## Goal
Your task is to transcribe all of the records exactly and leave out the pictures.
>> START
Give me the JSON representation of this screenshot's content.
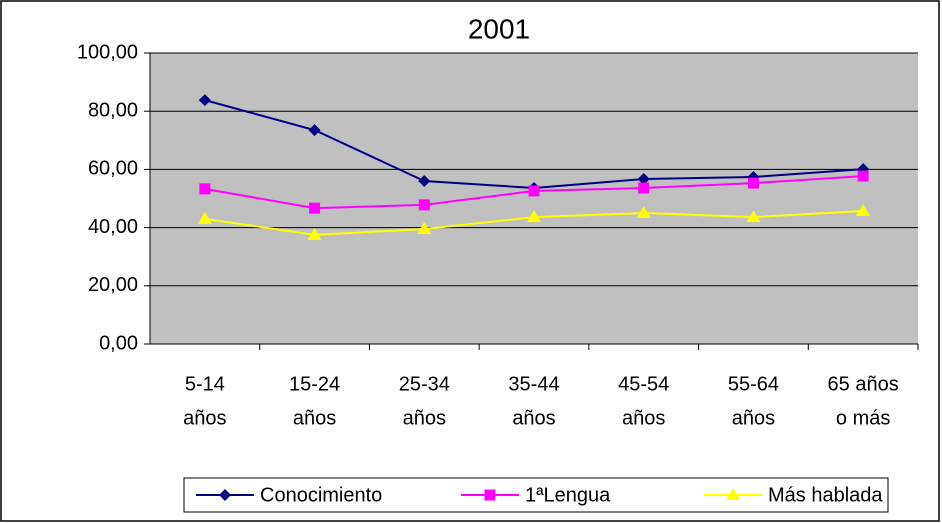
{
  "chart_data": {
    "type": "line",
    "title": "2001",
    "categories": [
      [
        "5-14",
        "años"
      ],
      [
        "15-24",
        "años"
      ],
      [
        "25-34",
        "años"
      ],
      [
        "35-44",
        "años"
      ],
      [
        "45-54",
        "años"
      ],
      [
        "55-64",
        "años"
      ],
      [
        "65 años",
        "o más"
      ]
    ],
    "series": [
      {
        "name": "Conocimiento",
        "color": "#000080",
        "marker": "diamond",
        "values": [
          83.8,
          73.5,
          56.0,
          53.6,
          56.7,
          57.4,
          60.1
        ]
      },
      {
        "name": "1ªLengua",
        "color": "#ff00ff",
        "marker": "square",
        "values": [
          53.3,
          46.7,
          47.8,
          52.6,
          53.6,
          55.3,
          57.7
        ]
      },
      {
        "name": "Más hablada",
        "color": "#ffff00",
        "marker": "triangle",
        "values": [
          43.0,
          37.5,
          39.5,
          43.6,
          45.0,
          43.6,
          45.7
        ]
      }
    ],
    "ylim": [
      0,
      100
    ],
    "yticks": [
      {
        "value": 0,
        "label": "0,00"
      },
      {
        "value": 20,
        "label": "20,00"
      },
      {
        "value": 40,
        "label": "40,00"
      },
      {
        "value": 60,
        "label": "60,00"
      },
      {
        "value": 80,
        "label": "80,00"
      },
      {
        "value": 100,
        "label": "100,00"
      }
    ],
    "grid": true,
    "legend": "bottom"
  }
}
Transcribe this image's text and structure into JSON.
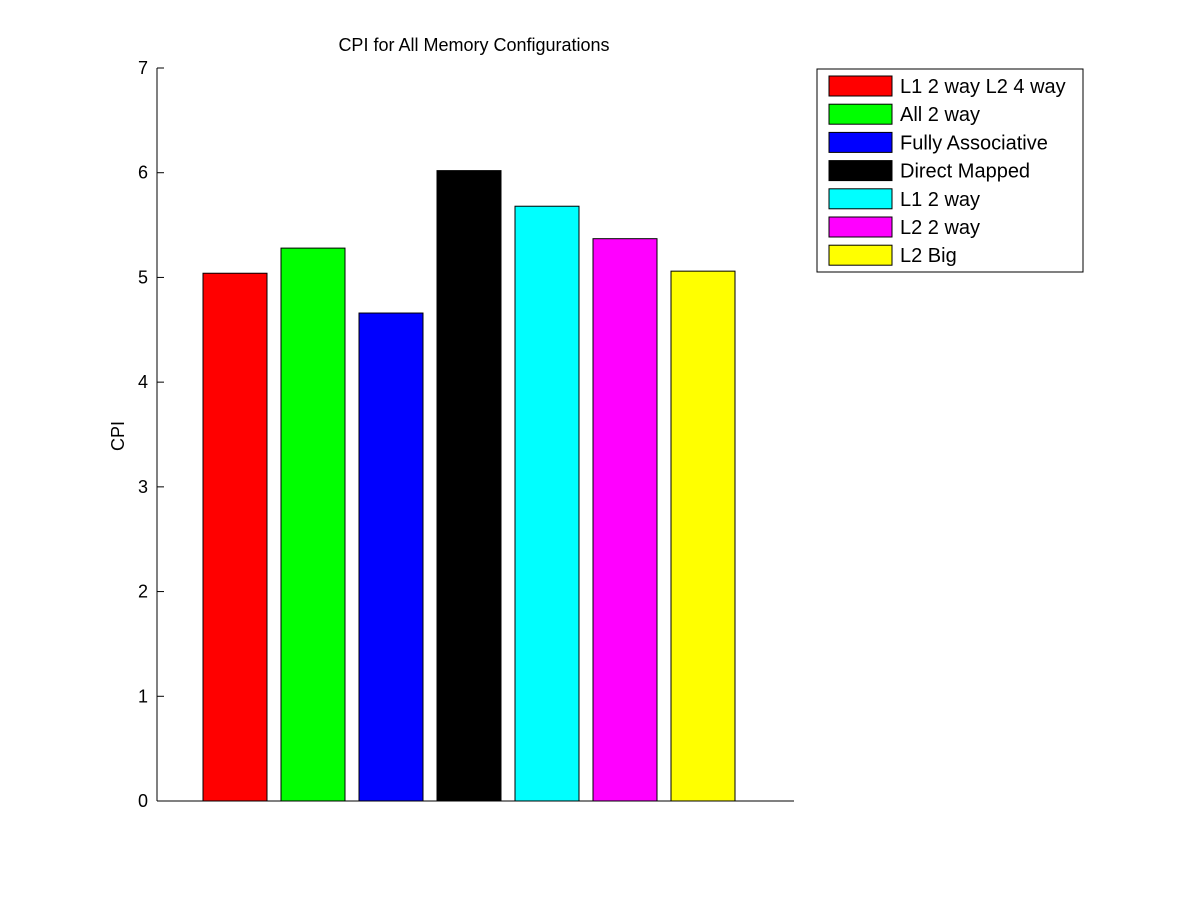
{
  "chart_data": {
    "type": "bar",
    "title": "CPI for All Memory Configurations",
    "xlabel": "",
    "ylabel": "CPI",
    "ylim": [
      0,
      7
    ],
    "yticks": [
      "0",
      "1",
      "2",
      "3",
      "4",
      "5",
      "6",
      "7"
    ],
    "grid": false,
    "legend_position": "outside-top-right",
    "series": [
      {
        "name": "L1 2 way L2 4 way",
        "value": 5.04,
        "color": "#ff0000"
      },
      {
        "name": "All 2 way",
        "value": 5.28,
        "color": "#00ff00"
      },
      {
        "name": "Fully Associative",
        "value": 4.66,
        "color": "#0000ff"
      },
      {
        "name": "Direct Mapped",
        "value": 6.02,
        "color": "#000000"
      },
      {
        "name": "L1 2 way",
        "value": 5.68,
        "color": "#00ffff"
      },
      {
        "name": "L2 2 way",
        "value": 5.37,
        "color": "#ff00ff"
      },
      {
        "name": "L2 Big",
        "value": 5.06,
        "color": "#ffff00"
      }
    ]
  }
}
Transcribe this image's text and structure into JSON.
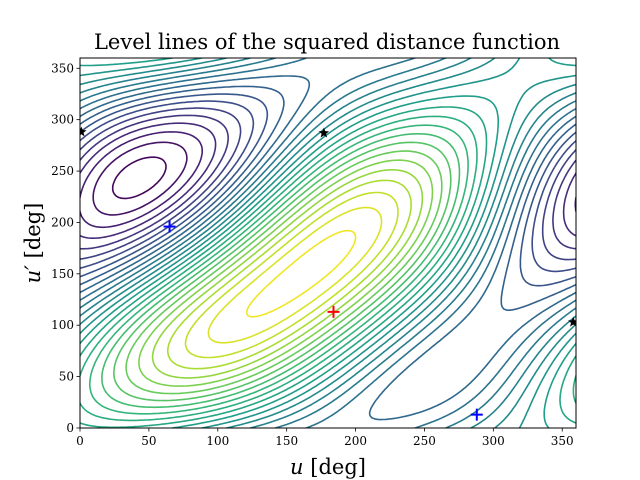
{
  "chart_data": {
    "type": "contour",
    "title": "Level lines of the squared distance function",
    "xlabel": {
      "var": "u",
      "unit": "[deg]"
    },
    "ylabel": {
      "var": "u′",
      "unit": "[deg]"
    },
    "xlim": [
      0,
      360
    ],
    "ylim": [
      0,
      360
    ],
    "xticks": [
      0,
      50,
      100,
      150,
      200,
      250,
      300,
      350
    ],
    "yticks": [
      0,
      50,
      100,
      150,
      200,
      250,
      300,
      350
    ],
    "colormap": "viridis",
    "grid": false,
    "minimum": {
      "u": 184,
      "u_prime": 113,
      "marker": "+",
      "color": "#ff0000"
    },
    "local_minima": [
      {
        "u": 65,
        "u_prime": 196,
        "marker": "+",
        "color": "#0000ff"
      },
      {
        "u": 288,
        "u_prime": 13,
        "marker": "+",
        "color": "#0000ff"
      }
    ],
    "saddle_points": [
      {
        "u": 177,
        "u_prime": 287,
        "marker": "*",
        "color": "#000000"
      },
      {
        "u": 1,
        "u_prime": 288,
        "marker": "*",
        "color": "#000000"
      },
      {
        "u": 358,
        "u_prime": 103,
        "marker": "*",
        "color": "#000000"
      }
    ]
  }
}
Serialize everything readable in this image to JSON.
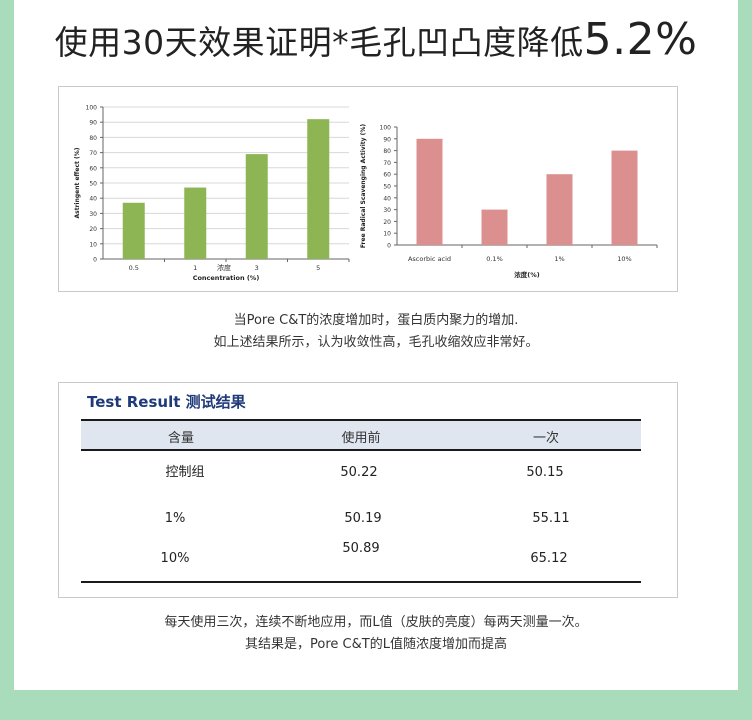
>> END
## Right answer
Give me the JSON representation of this screenshot's content.
{
  "chart_data": {
    "type": "line",
    "title": "2001",
    "categories": [
      [
        "5-14",
        "años"
      ],
      [
        "15-24",
        "años"
      ],
      [
        "25-34",
        "años"
      ],
      [
        "35-44",
        "años"
      ],
      [
        "45-54",
        "años"
      ],
      [
        "55-64",
        "años"
      ],
      [
        "65 años",
        "o más"
      ]
    ],
    "series": [
      {
        "name": "Conocimiento",
        "color": "#000080",
        "marker": "diamond",
        "values": [
          83.8,
          73.5,
          56.0,
          53.6,
          56.7,
          57.4,
          60.1
        ]
      },
      {
        "name": "1ªLengua",
        "color": "#ff00ff",
        "marker": "square",
        "values": [
          53.3,
          46.7,
          47.8,
          52.6,
          53.6,
          55.3,
          57.7
        ]
      },
      {
        "name": "Más hablada",
        "color": "#ffff00",
        "marker": "triangle",
        "values": [
          43.0,
          37.5,
          39.5,
          43.6,
          45.0,
          43.6,
          45.7
        ]
      }
    ],
    "ylim": [
      0,
      100
    ],
    "yticks": [
      {
        "value": 0,
        "label": "0,00"
      },
      {
        "value": 20,
        "label": "20,00"
      },
      {
        "value": 40,
        "label": "40,00"
      },
      {
        "value": 60,
        "label": "60,00"
      },
      {
        "value": 80,
        "label": "80,00"
      },
      {
        "value": 100,
        "label": "100,00"
      }
    ],
    "grid": true,
    "legend": "bottom"
  }
}
Transcribe this image's text and structure into JSON.
{
  "chart_data": {
    "type": "bar",
    "title": "CPI for All Memory Configurations",
    "xlabel": "",
    "ylabel": "CPI",
    "ylim": [
      0,
      7
    ],
    "yticks": [
      "0",
      "1",
      "2",
      "3",
      "4",
      "5",
      "6",
      "7"
    ],
    "grid": false,
    "legend_position": "outside-top-right",
    "series": [
      {
        "name": "L1 2 way L2 4 way",
        "value": 5.04,
        "color": "#ff0000"
      },
      {
        "name": "All 2 way",
        "value": 5.28,
        "color": "#00ff00"
      },
      {
        "name": "Fully Associative",
        "value": 4.66,
        "color": "#0000ff"
      },
      {
        "name": "Direct Mapped",
        "value": 6.02,
        "color": "#000000"
      },
      {
        "name": "L1 2 way",
        "value": 5.68,
        "color": "#00ffff"
      },
      {
        "name": "L2 2 way",
        "value": 5.37,
        "color": "#ff00ff"
      },
      {
        "name": "L2 Big",
        "value": 5.06,
        "color": "#ffff00"
      }
    ]
  }
}
Transcribe this image's text and structure into JSON.
{
  "chart_data": {
    "type": "contour",
    "title": "Level lines of the squared distance function",
    "xlabel": {
      "var": "u",
      "unit": "[deg]"
    },
    "ylabel": {
      "var": "u′",
      "unit": "[deg]"
    },
    "xlim": [
      0,
      360
    ],
    "ylim": [
      0,
      360
    ],
    "xticks": [
      0,
      50,
      100,
      150,
      200,
      250,
      300,
      350
    ],
    "yticks": [
      0,
      50,
      100,
      150,
      200,
      250,
      300,
      350
    ],
    "colormap": "viridis",
    "grid": false,
    "minimum": {
      "u": 184,
      "u_prime": 113,
      "marker": "+",
      "color": "#ff0000"
    },
    "local_minima": [
      {
        "u": 65,
        "u_prime": 196,
        "marker": "+",
        "color": "#0000ff"
      },
      {
        "u": 288,
        "u_prime": 13,
        "marker": "+",
        "color": "#0000ff"
      }
    ],
    "saddle_points": [
      {
        "u": 177,
        "u_prime": 287,
        "marker": "*",
        "color": "#000000"
      },
      {
        "u": 1,
        "u_prime": 288,
        "marker": "*",
        "color": "#000000"
      },
      {
        "u": 358,
        "u_prime": 103,
        "marker": "*",
        "color": "#000000"
      }
    ]
  }
}
Serialize everything readable in this image to JSON.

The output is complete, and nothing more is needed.